## The request
Identify all lines in the data containing the string "Average". Copy them out.

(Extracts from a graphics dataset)
** BEGIN **

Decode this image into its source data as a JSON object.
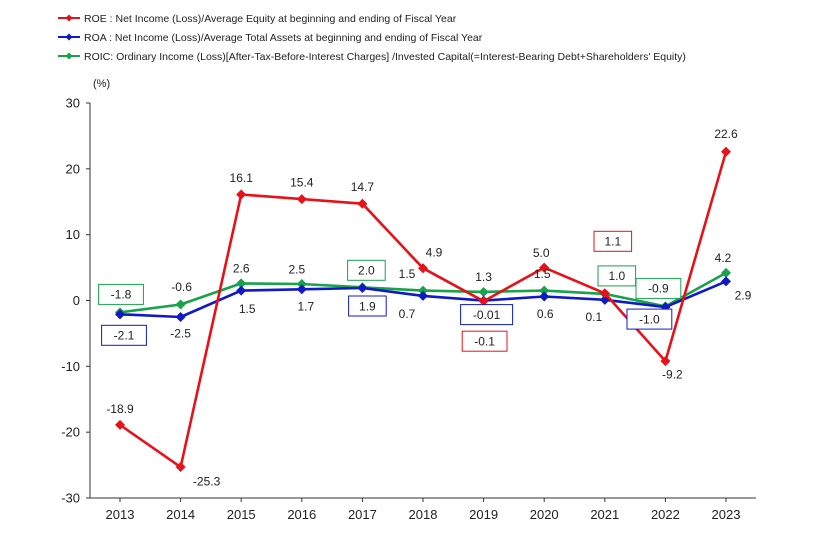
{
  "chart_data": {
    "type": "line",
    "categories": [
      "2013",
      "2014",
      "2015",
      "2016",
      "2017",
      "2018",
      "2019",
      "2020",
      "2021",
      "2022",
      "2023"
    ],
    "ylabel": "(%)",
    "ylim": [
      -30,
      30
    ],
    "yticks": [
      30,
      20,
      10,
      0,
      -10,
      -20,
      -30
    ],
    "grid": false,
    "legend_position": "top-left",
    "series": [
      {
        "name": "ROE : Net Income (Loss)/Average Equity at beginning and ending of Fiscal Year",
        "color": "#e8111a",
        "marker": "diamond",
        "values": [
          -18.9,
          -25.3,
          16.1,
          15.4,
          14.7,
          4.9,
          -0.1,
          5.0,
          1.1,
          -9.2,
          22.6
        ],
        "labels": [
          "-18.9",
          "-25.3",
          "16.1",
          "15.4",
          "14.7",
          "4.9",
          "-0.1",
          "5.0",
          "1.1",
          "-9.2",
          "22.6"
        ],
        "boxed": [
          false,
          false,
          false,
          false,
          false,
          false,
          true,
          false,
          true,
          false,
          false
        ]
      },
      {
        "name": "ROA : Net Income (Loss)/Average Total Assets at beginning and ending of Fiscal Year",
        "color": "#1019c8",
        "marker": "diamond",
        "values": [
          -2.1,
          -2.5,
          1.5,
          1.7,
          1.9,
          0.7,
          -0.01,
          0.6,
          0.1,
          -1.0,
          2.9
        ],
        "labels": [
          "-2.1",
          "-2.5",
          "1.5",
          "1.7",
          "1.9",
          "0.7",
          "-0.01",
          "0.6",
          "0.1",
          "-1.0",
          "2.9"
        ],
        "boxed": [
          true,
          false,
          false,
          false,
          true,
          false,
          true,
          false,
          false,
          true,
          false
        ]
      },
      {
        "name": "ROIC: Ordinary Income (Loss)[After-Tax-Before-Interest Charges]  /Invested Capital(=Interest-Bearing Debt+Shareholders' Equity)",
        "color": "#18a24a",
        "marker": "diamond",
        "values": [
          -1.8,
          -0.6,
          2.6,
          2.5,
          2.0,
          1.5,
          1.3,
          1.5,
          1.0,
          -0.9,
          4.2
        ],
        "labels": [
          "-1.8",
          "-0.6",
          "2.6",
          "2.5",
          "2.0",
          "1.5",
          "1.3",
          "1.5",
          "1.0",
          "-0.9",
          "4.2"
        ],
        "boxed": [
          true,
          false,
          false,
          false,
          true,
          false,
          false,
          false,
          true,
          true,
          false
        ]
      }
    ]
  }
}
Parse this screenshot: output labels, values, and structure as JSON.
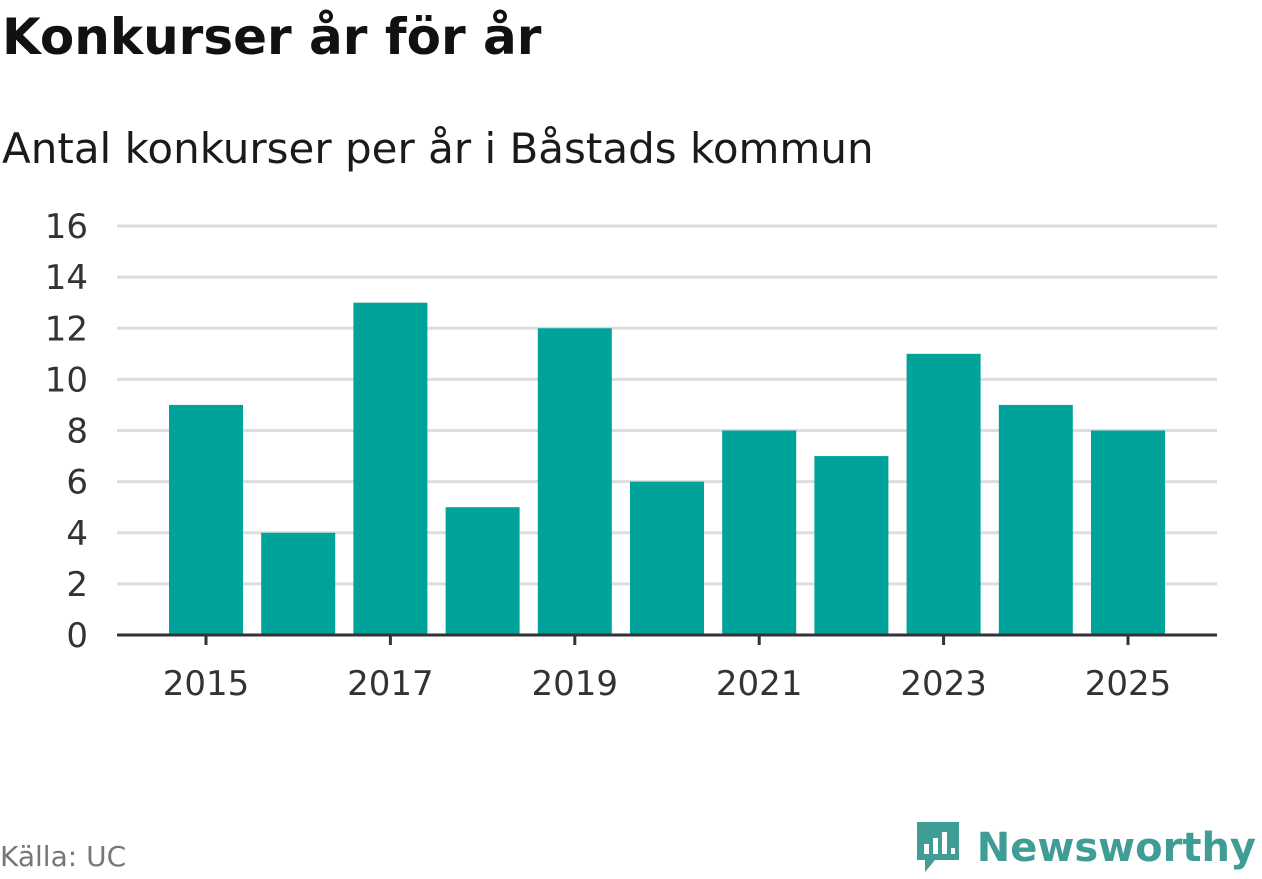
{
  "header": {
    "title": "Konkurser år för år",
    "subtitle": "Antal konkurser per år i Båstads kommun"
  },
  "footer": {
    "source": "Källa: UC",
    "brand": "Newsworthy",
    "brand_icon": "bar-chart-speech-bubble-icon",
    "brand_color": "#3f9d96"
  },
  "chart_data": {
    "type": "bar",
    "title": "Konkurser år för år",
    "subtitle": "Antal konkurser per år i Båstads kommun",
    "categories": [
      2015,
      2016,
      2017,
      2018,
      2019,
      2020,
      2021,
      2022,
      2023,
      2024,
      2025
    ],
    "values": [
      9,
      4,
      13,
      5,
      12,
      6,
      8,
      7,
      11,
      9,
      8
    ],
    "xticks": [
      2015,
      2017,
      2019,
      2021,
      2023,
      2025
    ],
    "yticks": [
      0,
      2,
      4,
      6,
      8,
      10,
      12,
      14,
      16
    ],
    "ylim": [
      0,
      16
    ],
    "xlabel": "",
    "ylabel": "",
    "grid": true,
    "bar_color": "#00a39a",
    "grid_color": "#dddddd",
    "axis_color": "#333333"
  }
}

** END **
** BEGIN **

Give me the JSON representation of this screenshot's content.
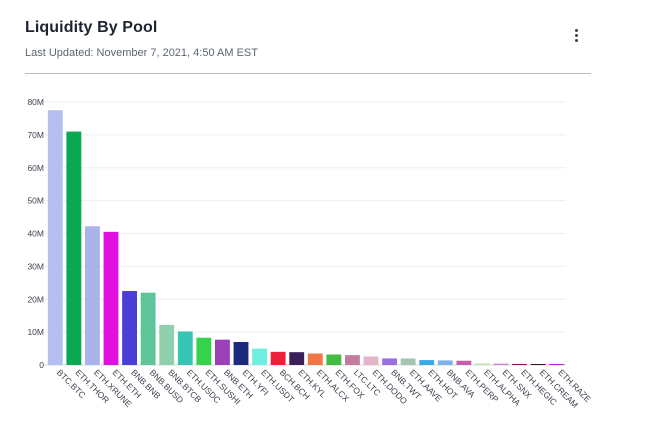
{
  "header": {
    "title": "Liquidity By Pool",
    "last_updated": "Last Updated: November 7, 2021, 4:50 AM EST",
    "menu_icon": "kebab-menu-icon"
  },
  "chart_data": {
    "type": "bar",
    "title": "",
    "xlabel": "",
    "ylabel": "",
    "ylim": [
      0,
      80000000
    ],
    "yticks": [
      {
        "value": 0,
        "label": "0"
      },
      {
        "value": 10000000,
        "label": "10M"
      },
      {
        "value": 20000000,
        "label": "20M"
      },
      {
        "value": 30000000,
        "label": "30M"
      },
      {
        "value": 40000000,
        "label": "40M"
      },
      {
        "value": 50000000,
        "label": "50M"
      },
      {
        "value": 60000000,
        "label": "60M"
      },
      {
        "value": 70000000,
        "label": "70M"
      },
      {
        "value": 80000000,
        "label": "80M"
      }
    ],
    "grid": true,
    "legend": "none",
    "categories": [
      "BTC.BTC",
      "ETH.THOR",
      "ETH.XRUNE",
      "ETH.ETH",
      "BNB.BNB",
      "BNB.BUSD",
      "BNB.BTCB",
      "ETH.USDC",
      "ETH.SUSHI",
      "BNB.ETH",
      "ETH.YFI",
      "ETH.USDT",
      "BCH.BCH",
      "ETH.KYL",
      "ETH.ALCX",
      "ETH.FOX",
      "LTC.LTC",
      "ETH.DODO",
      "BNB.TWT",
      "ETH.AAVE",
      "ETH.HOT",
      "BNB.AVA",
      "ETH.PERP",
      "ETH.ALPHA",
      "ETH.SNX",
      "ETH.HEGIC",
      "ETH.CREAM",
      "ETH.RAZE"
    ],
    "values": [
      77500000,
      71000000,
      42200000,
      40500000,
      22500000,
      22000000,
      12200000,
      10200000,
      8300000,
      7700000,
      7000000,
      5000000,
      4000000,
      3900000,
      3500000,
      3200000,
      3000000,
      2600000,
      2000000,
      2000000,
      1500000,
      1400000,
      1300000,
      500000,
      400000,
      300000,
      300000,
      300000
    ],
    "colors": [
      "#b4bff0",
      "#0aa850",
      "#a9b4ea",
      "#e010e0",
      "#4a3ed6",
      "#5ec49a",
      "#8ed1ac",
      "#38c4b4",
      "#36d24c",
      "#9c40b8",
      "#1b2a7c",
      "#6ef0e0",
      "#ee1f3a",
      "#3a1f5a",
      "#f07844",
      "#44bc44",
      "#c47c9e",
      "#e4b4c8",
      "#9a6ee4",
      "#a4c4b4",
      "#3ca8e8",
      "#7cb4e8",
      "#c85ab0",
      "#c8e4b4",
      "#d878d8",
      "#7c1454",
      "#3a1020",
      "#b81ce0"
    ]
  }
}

** END **

## Solution to this exercise
        "name": "ROE : Net Income (Loss)/Average Equity at beginning and ending of Fiscal Year",
        "name": "ROA : Net Income (Loss)/Average Total Assets at beginning and ending of Fiscal Year",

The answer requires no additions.